The problem: Examine each line of the data. Copy those that contain the string "JSON".
## start Material shown
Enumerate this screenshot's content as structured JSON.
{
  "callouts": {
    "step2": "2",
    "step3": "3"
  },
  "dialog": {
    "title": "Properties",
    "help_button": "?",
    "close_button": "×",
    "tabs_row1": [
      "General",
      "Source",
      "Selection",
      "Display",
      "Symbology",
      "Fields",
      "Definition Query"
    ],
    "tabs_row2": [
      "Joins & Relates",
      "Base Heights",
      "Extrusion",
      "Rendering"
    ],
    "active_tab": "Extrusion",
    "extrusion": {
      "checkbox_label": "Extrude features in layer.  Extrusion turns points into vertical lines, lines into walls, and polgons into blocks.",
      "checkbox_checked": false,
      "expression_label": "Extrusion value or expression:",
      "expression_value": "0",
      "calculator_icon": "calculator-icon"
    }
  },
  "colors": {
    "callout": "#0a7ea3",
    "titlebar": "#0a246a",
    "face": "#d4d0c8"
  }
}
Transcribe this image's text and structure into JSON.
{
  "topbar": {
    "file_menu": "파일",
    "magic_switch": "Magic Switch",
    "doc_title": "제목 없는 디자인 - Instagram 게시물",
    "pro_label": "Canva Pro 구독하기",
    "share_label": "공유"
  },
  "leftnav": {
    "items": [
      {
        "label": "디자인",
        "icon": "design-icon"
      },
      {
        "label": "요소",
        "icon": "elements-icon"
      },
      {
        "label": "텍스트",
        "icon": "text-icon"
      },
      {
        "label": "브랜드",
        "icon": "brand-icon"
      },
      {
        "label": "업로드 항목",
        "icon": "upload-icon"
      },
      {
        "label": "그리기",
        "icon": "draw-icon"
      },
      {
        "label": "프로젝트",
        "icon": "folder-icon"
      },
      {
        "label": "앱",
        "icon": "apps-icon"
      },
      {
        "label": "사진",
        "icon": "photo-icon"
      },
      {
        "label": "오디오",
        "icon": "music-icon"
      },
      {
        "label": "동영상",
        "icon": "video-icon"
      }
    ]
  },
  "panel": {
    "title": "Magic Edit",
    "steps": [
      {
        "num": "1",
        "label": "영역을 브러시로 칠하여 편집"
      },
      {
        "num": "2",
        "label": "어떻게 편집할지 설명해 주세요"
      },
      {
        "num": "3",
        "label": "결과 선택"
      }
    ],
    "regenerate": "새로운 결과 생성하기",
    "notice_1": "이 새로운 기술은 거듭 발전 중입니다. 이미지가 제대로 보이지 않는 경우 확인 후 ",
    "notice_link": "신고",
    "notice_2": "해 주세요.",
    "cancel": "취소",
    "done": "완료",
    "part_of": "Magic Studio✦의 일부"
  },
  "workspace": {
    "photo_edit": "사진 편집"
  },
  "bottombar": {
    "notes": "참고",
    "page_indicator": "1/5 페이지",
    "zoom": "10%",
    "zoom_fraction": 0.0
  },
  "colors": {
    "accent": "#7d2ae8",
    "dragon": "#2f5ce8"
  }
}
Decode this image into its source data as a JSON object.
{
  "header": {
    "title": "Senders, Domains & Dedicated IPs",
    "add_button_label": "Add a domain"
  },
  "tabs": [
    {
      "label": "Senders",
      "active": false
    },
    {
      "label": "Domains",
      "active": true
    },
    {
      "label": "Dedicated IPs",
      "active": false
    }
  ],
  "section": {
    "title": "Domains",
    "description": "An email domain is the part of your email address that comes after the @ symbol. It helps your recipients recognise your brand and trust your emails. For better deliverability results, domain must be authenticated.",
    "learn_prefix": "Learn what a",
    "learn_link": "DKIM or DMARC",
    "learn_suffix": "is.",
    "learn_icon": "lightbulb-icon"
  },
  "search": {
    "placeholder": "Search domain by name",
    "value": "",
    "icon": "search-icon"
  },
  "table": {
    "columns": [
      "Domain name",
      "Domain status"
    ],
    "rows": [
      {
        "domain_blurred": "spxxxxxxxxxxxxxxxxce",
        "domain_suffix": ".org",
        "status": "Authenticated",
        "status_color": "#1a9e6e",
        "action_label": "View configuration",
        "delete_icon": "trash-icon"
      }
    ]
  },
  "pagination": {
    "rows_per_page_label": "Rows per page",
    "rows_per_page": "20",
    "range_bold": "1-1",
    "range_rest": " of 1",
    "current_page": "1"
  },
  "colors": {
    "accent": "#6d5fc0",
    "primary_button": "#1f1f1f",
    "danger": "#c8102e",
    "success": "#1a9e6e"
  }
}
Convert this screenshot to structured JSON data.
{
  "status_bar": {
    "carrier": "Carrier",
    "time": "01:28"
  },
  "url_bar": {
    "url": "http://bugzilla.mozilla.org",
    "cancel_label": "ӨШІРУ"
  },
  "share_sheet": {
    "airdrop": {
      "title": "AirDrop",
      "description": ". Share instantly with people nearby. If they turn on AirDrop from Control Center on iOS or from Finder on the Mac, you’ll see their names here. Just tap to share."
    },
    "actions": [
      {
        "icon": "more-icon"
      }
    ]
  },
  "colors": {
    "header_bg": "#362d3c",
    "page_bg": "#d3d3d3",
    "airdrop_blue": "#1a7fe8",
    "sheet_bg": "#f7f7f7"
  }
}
## end Material shown
Written answer:
Enumerate this screenshot's content as structured JSON.
Transcribe this image's text and structure into JSON.
Decode this image into its source data as a JSON object.
Convert this screenshot to structured JSON data.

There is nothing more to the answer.